# What you will do
All entries below need to be written out exactly, but without their pictures.
>>>
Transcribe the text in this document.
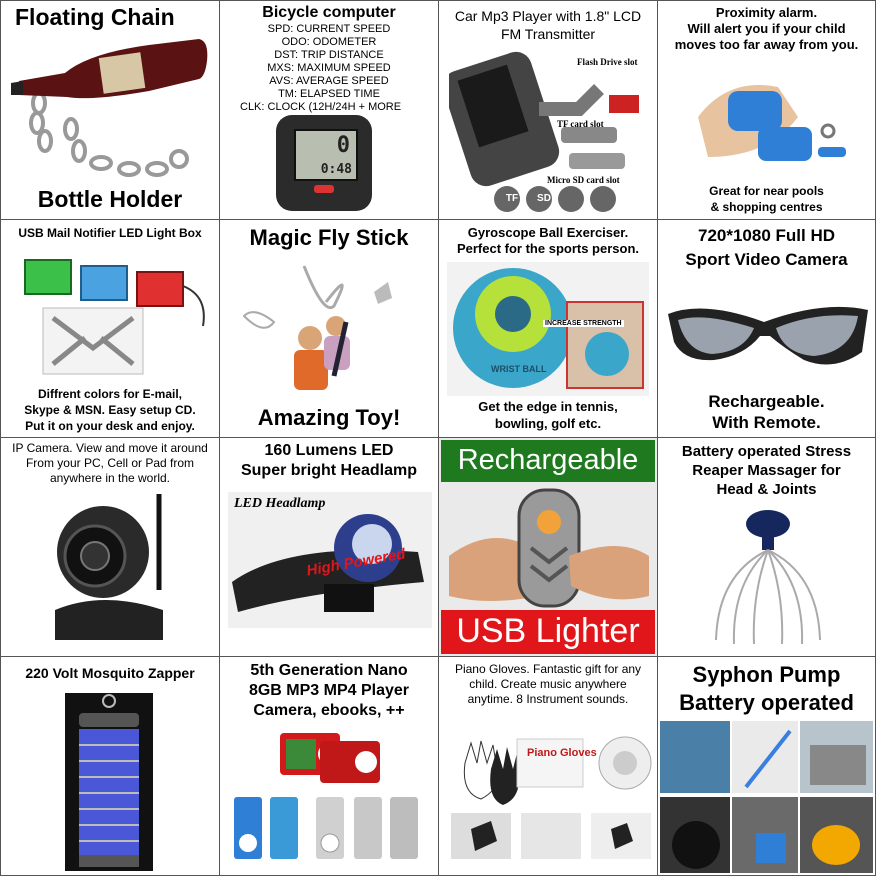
Floating Chain
Bottle Holder
Bicycle computer
SPD: CURRENT SPEED
ODO: ODOMETER
DST: TRIP DISTANCE
MXS: MAXIMUM SPEED
AVS: AVERAGE SPEED
TM: ELAPSED TIME
CLK: CLOCK (12H/24H + MORE
0
0:48
Car Mp3 Player with 1.8" LCD
FM Transmitter
Flash Drive slot
TF card slot
Micro SD card slot
TF	SD
Proximity alarm.
Will alert you if your child
moves too far away from you.
Great for near pools
& shopping centres
USB Mail Notifier LED Light Box
Diffrent colors for E-mail,
Skype & MSN. Easy setup CD.
Put it on your desk and enjoy.
Magic Fly Stick
Amazing Toy!
Gyroscope Ball Exerciser.
Perfect for the sports person.
INCREASE STRENGTH
WRIST BALL
Get the edge in tennis,
bowling, golf etc.
720*1080 Full HD
Sport Video Camera
Rechargeable.
With Remote.
IP Camera. View and move it around
From your PC, Cell or Pad from
anywhere in the world.
160 Lumens LED
Super bright Headlamp
LED Headlamp
High Powered
Rechargeable
USB Lighter
Battery operated Stress
Reaper Massager for
Head & Joints
220 Volt Mosquito Zapper	5th Generation Nano
8GB MP3 MP4 Player
Camera, ebooks, ++
Piano Gloves. Fantastic gift for any
child. Create music anywhere
anytime. 8 Instrument sounds.
Piano Gloves
Syphon Pump
Battery operated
<<<
# Solution for this problem
Transcribe the text in this document.
Floating Chain
Bottle Holder
Bicycle computer
SPD: CURRENT SPEED
ODO: ODOMETER
DST: TRIP DISTANCE
MXS: MAXIMUM SPEED
AVS: AVERAGE SPEED
TM: ELAPSED TIME
CLK: CLOCK (12H/24H + MORE
0
0:48
Car Mp3 Player with 1.8" LCD
FM Transmitter
Flash Drive slot
TF card slot
Micro SD card slot
TF	SD
Proximity alarm.
Will alert you if your child
moves too far away from you.
Great for near pools
& shopping centres
USB Mail Notifier LED Light Box
Diffrent colors for E-mail,
Skype & MSN. Easy setup CD.
Put it on your desk and enjoy.
Magic Fly Stick
Amazing Toy!
Gyroscope Ball Exerciser.
Perfect for the sports person.
INCREASE STRENGTH
WRIST BALL
Get the edge in tennis,
bowling, golf etc.
720*1080 Full HD
Sport Video Camera
Rechargeable.
With Remote.
IP Camera. View and move it around
From your PC, Cell or Pad from
anywhere in the world.
160 Lumens LED
Super bright Headlamp
LED Headlamp
High Powered
Rechargeable
USB Lighter
Battery operated Stress
Reaper Massager for
Head & Joints
220 Volt Mosquito Zapper	5th Generation Nano
8GB MP3 MP4 Player
Camera, ebooks, ++
Piano Gloves. Fantastic gift for any
child. Create music anywhere
anytime. 8 Instrument sounds.
Piano Gloves
Syphon Pump
Battery operated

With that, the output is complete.